** INSTRUCTIONS TO FOLLOW **
Return all lines with the word "structure" in them.

===== MATERIAL TO PROCESS

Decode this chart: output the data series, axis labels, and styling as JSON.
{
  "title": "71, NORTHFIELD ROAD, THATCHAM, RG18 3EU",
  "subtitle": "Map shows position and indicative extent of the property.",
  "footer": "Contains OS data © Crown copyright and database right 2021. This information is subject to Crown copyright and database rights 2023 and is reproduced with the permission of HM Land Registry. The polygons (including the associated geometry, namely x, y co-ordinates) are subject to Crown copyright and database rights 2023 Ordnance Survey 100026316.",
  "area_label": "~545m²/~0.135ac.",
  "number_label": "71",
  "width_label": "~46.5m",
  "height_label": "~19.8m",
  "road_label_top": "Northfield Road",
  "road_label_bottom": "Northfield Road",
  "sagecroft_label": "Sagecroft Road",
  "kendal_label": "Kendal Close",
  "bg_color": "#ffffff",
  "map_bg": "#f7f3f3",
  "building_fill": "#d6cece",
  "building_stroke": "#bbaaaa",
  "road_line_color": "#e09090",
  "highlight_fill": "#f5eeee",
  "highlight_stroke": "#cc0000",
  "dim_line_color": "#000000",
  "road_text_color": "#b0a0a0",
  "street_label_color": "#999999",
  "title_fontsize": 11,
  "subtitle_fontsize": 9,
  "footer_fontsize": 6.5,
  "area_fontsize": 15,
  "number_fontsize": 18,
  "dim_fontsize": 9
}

==========
===== MATERIAL TO PROCESS

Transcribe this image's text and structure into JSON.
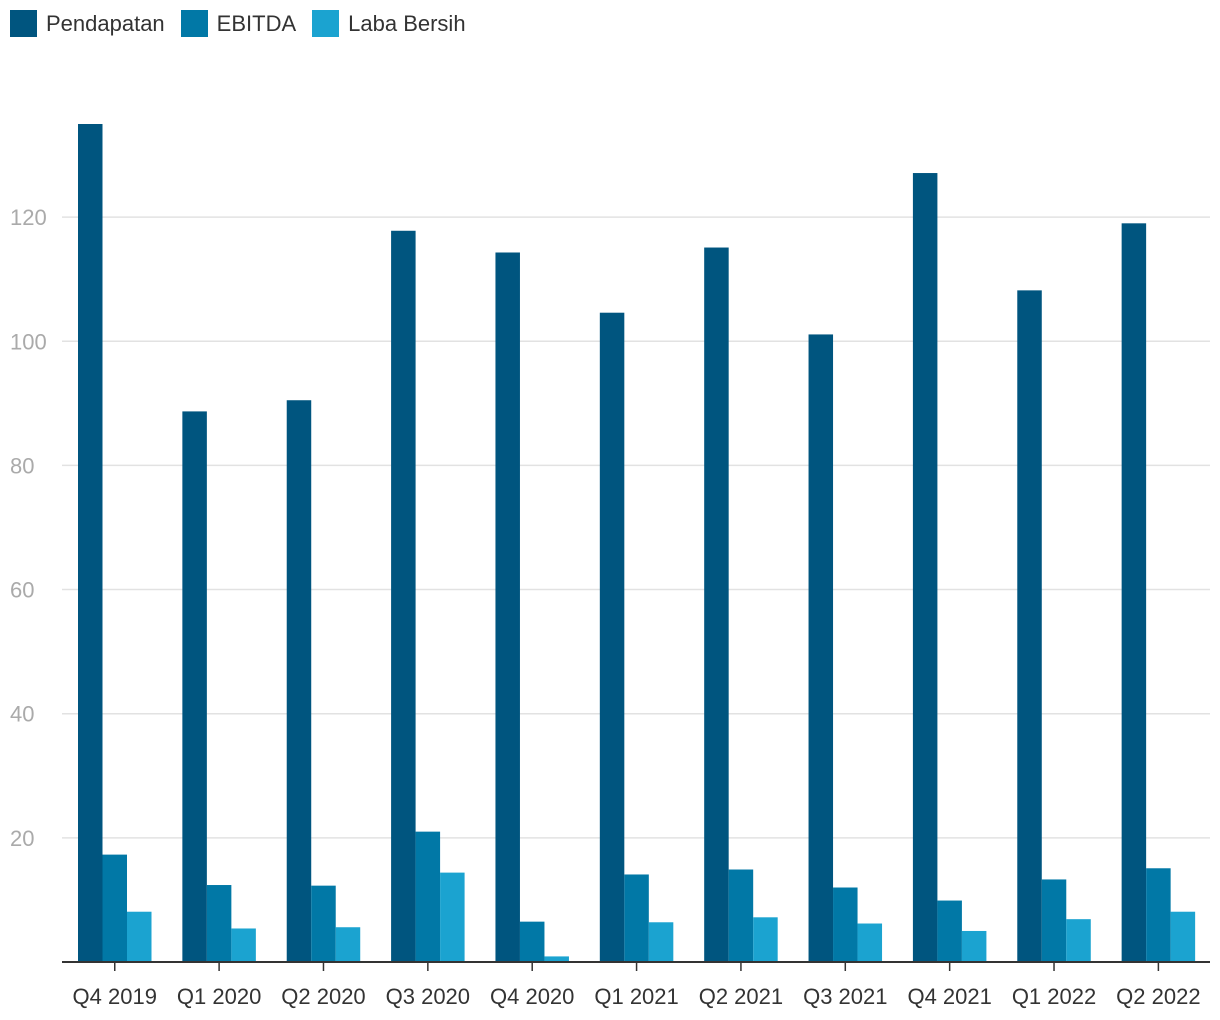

==========
===== MATERIAL TO PROCESS

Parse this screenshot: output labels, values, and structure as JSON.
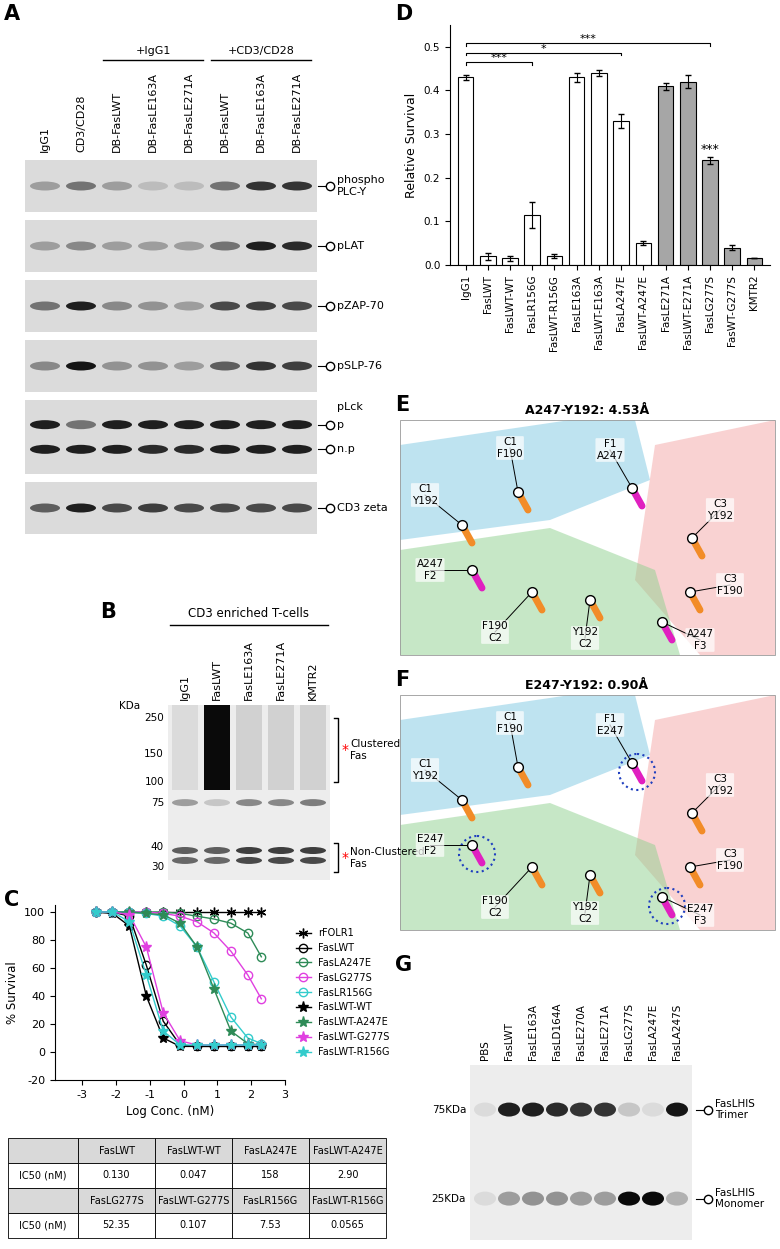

==========

** EXERCISE RESULT **
Transcribe this image's text and structure into JSON.
Parse this screenshot: output labels, values, and structure as JSON.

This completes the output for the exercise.